▶ Work required: Every record must be written out once more, with nothing added or omitted.

Stored records:
•••••

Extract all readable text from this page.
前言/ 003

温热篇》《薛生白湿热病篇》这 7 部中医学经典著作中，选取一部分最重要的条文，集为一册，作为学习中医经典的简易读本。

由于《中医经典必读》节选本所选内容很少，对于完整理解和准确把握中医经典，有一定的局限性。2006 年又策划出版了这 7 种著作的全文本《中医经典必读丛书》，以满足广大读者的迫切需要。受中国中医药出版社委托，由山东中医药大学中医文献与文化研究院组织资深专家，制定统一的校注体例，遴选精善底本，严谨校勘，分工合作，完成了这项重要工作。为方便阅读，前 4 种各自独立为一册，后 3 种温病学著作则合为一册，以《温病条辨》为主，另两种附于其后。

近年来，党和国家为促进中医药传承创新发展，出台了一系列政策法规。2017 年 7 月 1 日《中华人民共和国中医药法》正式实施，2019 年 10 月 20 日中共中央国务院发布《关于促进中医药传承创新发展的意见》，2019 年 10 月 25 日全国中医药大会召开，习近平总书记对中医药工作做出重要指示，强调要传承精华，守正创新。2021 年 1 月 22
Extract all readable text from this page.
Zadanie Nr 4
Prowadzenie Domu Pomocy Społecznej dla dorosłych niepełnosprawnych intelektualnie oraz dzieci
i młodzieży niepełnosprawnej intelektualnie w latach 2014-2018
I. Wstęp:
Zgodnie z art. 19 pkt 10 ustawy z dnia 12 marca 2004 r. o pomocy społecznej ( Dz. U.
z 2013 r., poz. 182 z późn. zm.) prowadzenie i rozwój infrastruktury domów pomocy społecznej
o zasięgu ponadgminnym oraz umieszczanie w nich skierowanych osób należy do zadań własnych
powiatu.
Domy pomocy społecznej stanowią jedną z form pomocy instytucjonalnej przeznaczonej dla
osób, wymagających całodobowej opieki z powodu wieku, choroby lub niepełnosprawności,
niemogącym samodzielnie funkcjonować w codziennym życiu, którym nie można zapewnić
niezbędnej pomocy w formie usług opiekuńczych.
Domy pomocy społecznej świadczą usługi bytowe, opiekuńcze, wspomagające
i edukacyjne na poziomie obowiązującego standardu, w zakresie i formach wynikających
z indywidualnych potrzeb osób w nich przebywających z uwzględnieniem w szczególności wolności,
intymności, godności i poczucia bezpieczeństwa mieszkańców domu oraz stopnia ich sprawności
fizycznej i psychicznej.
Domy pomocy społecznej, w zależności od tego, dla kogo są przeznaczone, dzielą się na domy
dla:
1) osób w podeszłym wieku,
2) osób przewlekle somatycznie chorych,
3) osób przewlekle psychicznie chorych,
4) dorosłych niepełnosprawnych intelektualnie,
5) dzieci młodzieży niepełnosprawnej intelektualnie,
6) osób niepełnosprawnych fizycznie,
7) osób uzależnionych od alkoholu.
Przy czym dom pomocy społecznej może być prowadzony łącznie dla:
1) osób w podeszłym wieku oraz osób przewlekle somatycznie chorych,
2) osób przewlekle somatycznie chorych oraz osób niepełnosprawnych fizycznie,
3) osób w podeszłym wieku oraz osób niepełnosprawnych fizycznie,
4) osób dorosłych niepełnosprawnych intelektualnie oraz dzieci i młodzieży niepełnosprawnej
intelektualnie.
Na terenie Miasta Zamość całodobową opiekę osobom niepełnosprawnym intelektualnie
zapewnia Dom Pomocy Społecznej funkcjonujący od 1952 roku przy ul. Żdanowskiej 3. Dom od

•••••

▶ Result of the task:
Extract all readable text from this page.
前言/ 003

温热篇》《薛生白湿热病篇》这 7 部中医学经典著作中，选取一部分最重要的条文，集为一册，作为学习中医经典的简易读本。

由于《中医经典必读》节选本所选内容很少，对于完整理解和准确把握中医经典，有一定的局限性。2006 年又策划出版了这 7 种著作的全文本《中医经典必读丛书》，以满足广大读者的迫切需要。受中国中医药出版社委托，由山东中医药大学中医文献与文化研究院组织资深专家，制定统一的校注体例，遴选精善底本，严谨校勘，分工合作，完成了这项重要工作。为方便阅读，前 4 种各自独立为一册，后 3 种温病学著作则合为一册，以《温病条辨》为主，另两种附于其后。

近年来，党和国家为促进中医药传承创新发展，出台了一系列政策法规。2017 年 7 月 1 日《中华人民共和国中医药法》正式实施，2019 年 10 月 20 日中共中央国务院发布《关于促进中医药传承创新发展的意见》，2019 年 10 月 25 日全国中医药大会召开，习近平总书记对中医药工作做出重要指示，强调要传承精华，守正创新。2021 年 1 月 22
Extract all readable text from this page.
Zadanie Nr 4
Prowadzenie Domu Pomocy Społecznej dla dorosłych niepełnosprawnych intelektualnie oraz dzieci
i młodzieży niepełnosprawnej intelektualnie w latach 2014-2018
I. Wstęp:
Zgodnie z art. 19 pkt 10 ustawy z dnia 12 marca 2004 r. o pomocy społecznej ( Dz. U.
z 2013 r., poz. 182 z późn. zm.) prowadzenie i rozwój infrastruktury domów pomocy społecznej
o zasięgu ponadgminnym oraz umieszczanie w nich skierowanych osób należy do zadań własnych
powiatu.
Domy pomocy społecznej stanowią jedną z form pomocy instytucjonalnej przeznaczonej dla
osób, wymagających całodobowej opieki z powodu wieku, choroby lub niepełnosprawności,
niemogącym samodzielnie funkcjonować w codziennym życiu, którym nie można zapewnić
niezbędnej pomocy w formie usług opiekuńczych.
Domy pomocy społecznej świadczą usługi bytowe, opiekuńcze, wspomagające
i edukacyjne na poziomie obowiązującego standardu, w zakresie i formach wynikających
z indywidualnych potrzeb osób w nich przebywających z uwzględnieniem w szczególności wolności,
intymności, godności i poczucia bezpieczeństwa mieszkańców domu oraz stopnia ich sprawności
fizycznej i psychicznej.
Domy pomocy społecznej, w zależności od tego, dla kogo są przeznaczone, dzielą się na domy
dla:
1) osób w podeszłym wieku,
2) osób przewlekle somatycznie chorych,
3) osób przewlekle psychicznie chorych,
4) dorosłych niepełnosprawnych intelektualnie,
5) dzieci młodzieży niepełnosprawnej intelektualnie,
6) osób niepełnosprawnych fizycznie,
7) osób uzależnionych od alkoholu.
Przy czym dom pomocy społecznej może być prowadzony łącznie dla:
1) osób w podeszłym wieku oraz osób przewlekle somatycznie chorych,
2) osób przewlekle somatycznie chorych oraz osób niepełnosprawnych fizycznie,
3) osób w podeszłym wieku oraz osób niepełnosprawnych fizycznie,
4) osób dorosłych niepełnosprawnych intelektualnie oraz dzieci i młodzieży niepełnosprawnej
intelektualnie.
Na terenie Miasta Zamość całodobową opiekę osobom niepełnosprawnym intelektualnie
zapewnia Dom Pomocy Społecznej funkcjonujący od 1952 roku przy ul. Żdanowskiej 3. Dom od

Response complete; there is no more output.